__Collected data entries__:
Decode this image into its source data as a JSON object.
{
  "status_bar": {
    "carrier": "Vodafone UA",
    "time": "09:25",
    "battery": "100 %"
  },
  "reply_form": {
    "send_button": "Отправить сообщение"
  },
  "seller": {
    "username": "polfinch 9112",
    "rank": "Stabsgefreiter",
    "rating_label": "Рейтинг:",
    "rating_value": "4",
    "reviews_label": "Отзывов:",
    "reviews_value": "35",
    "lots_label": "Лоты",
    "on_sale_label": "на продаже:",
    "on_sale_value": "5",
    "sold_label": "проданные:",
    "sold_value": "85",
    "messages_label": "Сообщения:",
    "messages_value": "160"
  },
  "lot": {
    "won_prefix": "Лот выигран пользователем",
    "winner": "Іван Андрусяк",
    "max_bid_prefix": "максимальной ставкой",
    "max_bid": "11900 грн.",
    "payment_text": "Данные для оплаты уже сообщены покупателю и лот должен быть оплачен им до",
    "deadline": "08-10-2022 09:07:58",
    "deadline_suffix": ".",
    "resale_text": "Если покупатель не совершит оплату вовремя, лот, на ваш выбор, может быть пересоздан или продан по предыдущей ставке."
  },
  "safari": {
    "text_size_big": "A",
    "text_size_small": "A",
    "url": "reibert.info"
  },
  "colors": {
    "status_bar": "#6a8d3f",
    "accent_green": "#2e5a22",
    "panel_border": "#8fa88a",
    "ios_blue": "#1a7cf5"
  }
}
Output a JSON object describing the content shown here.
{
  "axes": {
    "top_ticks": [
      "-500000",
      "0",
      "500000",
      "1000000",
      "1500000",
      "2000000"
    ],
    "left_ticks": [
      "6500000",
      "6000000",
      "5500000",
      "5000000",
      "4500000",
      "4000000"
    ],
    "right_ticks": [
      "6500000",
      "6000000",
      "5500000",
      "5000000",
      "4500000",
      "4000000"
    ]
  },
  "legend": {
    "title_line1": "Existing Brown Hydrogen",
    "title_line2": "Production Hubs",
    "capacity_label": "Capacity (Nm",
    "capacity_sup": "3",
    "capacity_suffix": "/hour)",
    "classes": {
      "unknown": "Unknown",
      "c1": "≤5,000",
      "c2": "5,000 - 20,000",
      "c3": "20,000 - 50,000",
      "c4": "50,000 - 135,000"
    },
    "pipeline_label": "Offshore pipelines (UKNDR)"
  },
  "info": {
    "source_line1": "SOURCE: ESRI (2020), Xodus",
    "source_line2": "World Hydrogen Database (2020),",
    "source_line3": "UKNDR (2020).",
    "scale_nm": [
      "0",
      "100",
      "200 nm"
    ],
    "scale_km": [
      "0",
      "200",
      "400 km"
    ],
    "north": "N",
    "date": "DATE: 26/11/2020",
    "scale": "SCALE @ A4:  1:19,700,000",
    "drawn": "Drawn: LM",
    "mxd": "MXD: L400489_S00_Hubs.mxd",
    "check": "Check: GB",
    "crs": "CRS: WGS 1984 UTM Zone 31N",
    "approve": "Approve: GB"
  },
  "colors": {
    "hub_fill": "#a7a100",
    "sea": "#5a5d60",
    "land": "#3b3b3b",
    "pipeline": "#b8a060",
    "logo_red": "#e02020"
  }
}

__WHAT THE TASK ASKS__:
Find each line in the records holding the string "JSON" and show it.

__TASK RESULT__:
Decode this image into its source data as a JSON object.
Output a JSON object describing the content shown here.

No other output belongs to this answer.